* START Provided material *

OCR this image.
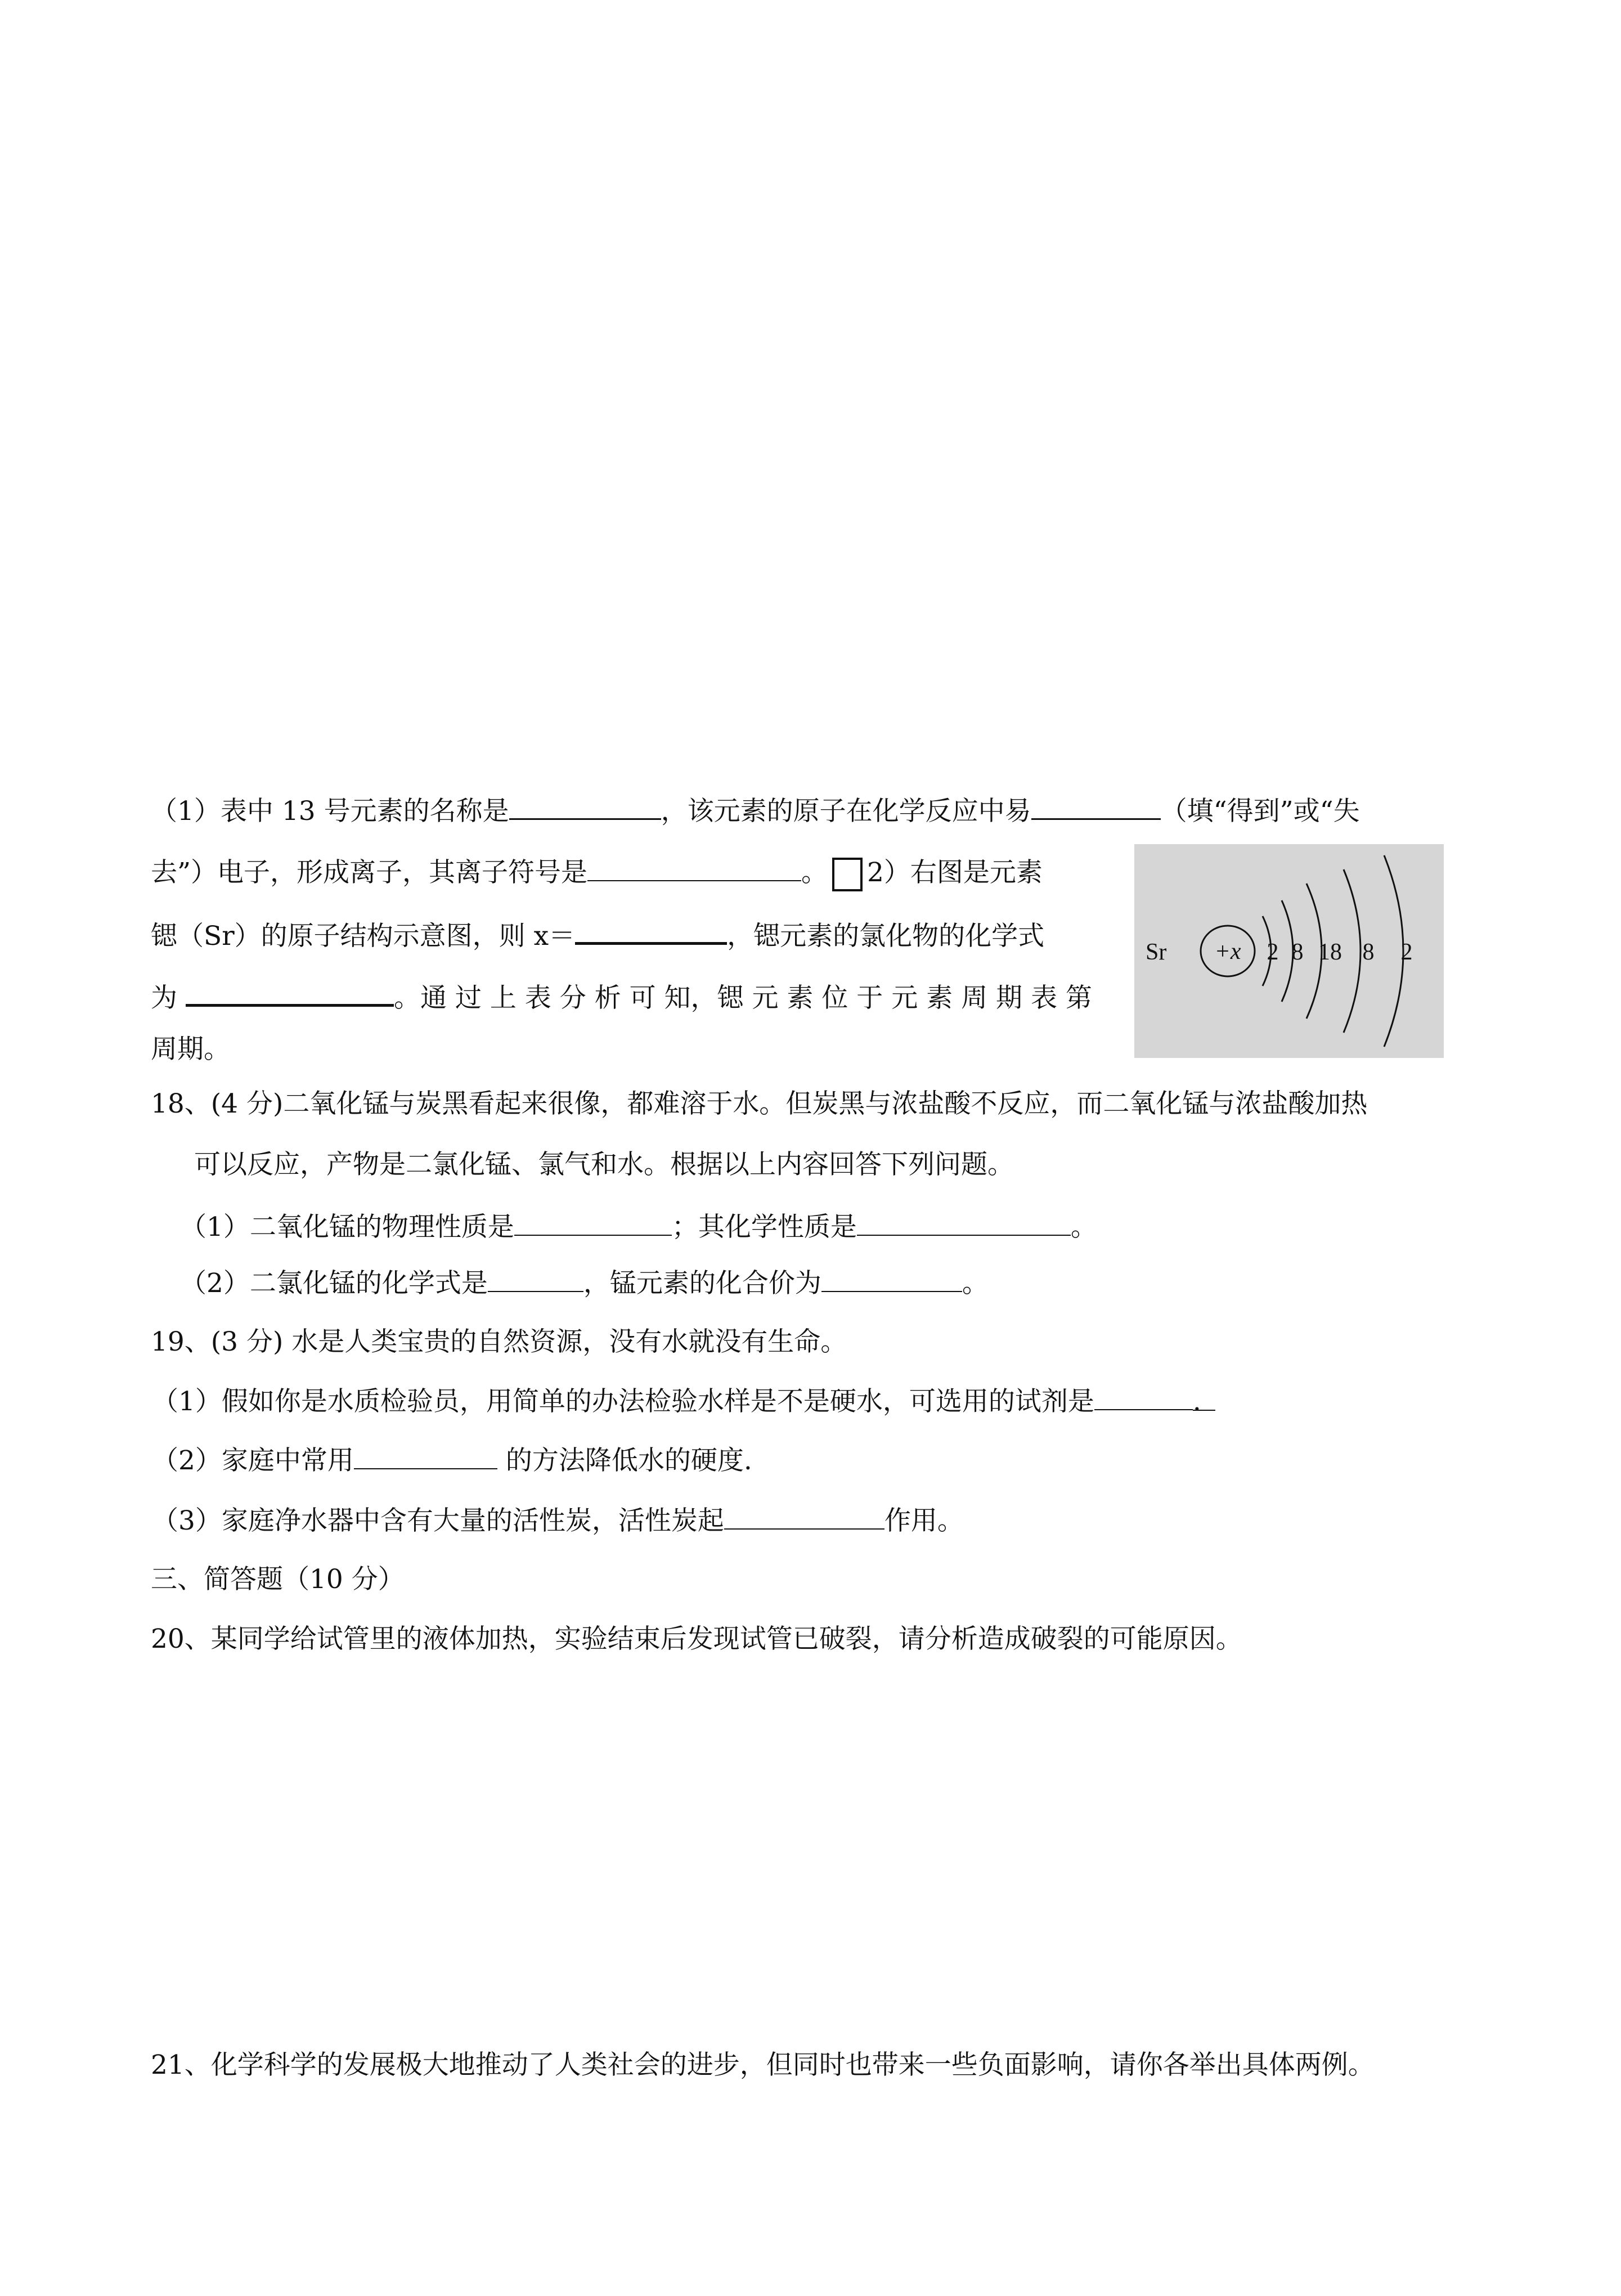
（1）表中 13 号元素的名称是	，该元素的原子在化学反应中易	（填“得到”或“失
去”）电子，形成离子，其离子符号是	。 2）右图是元素
锶（Sr）的原子结构示意图，则 x＝	，锶元素的氯化物的化学式
为	。通 过 上 表 分 析 可 知，锶 元 素 位 于 元 素 周 期 表 第
周期。
Sr +x 2 8 18 8 2
18、(4 分)二氧化锰与炭黑看起来很像，都难溶于水。但炭黑与浓盐酸不反应，而二氧化锰与浓盐酸加热
可以反应，产物是二氯化锰、氯气和水。根据以上内容回答下列问题。
（1）二氧化锰的物理性质是	；其化学性质是	。
（2）二氯化锰的化学式是	，锰元素的化合价为	。
19、(3 分) 水是人类宝贵的自然资源，没有水就没有生命。
（1）假如你是水质检验员，用简单的办法检验水样是不是硬水，可选用的试剂是	.
（2）家庭中常用	的方法降低水的硬度.
（3）家庭净水器中含有大量的活性炭，活性炭起	作用。
三、简答题（10 分）
20、某同学给试管里的液体加热，实验结束后发现试管已破裂，请分析造成破裂的可能原因。
21、化学科学的发展极大地推动了人类社会的进步，但同时也带来一些负面影响，请你各举出具体两例。
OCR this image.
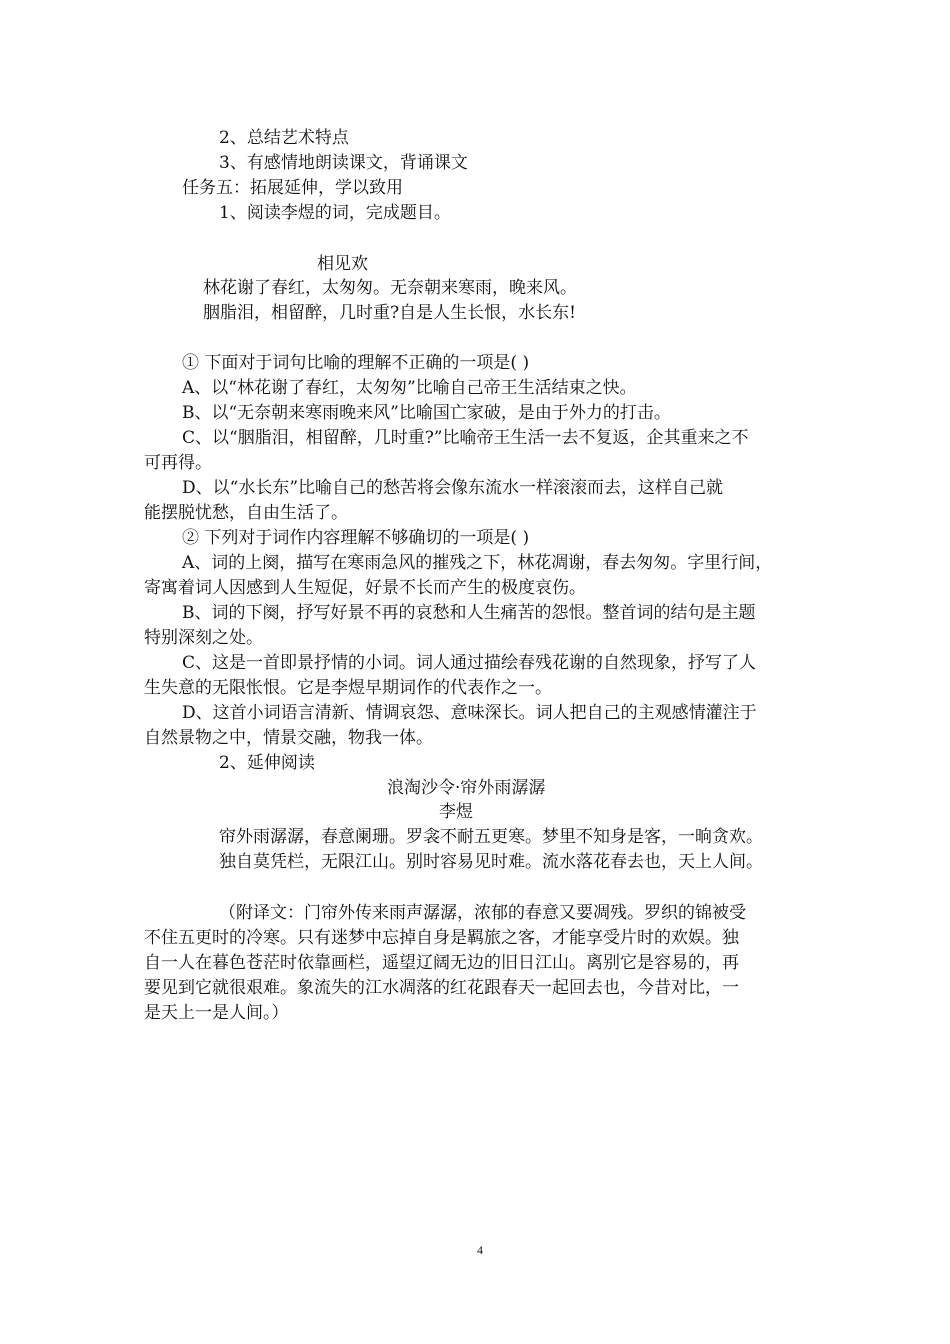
2、总结艺术特点
3、有感情地朗读课文，背诵课文
任务五：拓展延伸，学以致用
1、阅读李煜的词，完成题目。
相见欢
林花谢了春红，太匆匆。无奈朝来寒雨，晚来风。
胭脂泪，相留醉，几时重?自是人生长恨，水长东!
① 下面对于词句比喻的理解不正确的一项是( )
A、以“林花谢了春红，太匆匆”比喻自己帝王生活结束之快。
B、以“无奈朝来寒雨晚来风”比喻国亡家破，是由于外力的打击。
C、以“胭脂泪，相留醉，几时重?”比喻帝王生活一去不复返，企其重来之不
可再得。
D、以“水长东”比喻自己的愁苦将会像东流水一样滚滚而去，这样自己就
能摆脱忧愁，自由生活了。
② 下列对于词作内容理解不够确切的一项是( )
A、词的上阕，描写在寒雨急风的摧残之下，林花凋谢，春去匆匆。字里行间，
寄寓着词人因感到人生短促，好景不长而产生的极度哀伤。
B、词的下阕，抒写好景不再的哀愁和人生痛苦的怨恨。整首词的结句是主题
特别深刻之处。
C、这是一首即景抒情的小词。词人通过描绘春残花谢的自然现象，抒写了人
生失意的无限怅恨。它是李煜早期词作的代表作之一。
D、这首小词语言清新、情调哀怨、意味深长。词人把自己的主观感情灌注于
自然景物之中，情景交融，物我一体。
2、延伸阅读
浪淘沙令·帘外雨潺潺
李煜
帘外雨潺潺，春意阑珊。罗衾不耐五更寒。梦里不知身是客，一晌贪欢。
独自莫凭栏，无限江山。别时容易见时难。流水落花春去也，天上人间。
（附译文：门帘外传来雨声潺潺，浓郁的春意又要凋残。罗织的锦被受
不住五更时的冷寒。只有迷梦中忘掉自身是羁旅之客，才能享受片时的欢娱。独
自一人在暮色苍茫时依靠画栏，遥望辽阔无边的旧日江山。离别它是容易的，再
要见到它就很艰难。象流失的江水凋落的红花跟春天一起回去也，今昔对比，一
是天上一是人间。）
4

* END Provided material *

#### [Set task]
For the listing above, identify each line bearing "帘外雨潺潺".

#### [Exercise solution]
浪淘沙令·帘外雨潺潺
帘外雨潺潺，春意阑珊。罗衾不耐五更寒。梦里不知身是客，一晌贪欢。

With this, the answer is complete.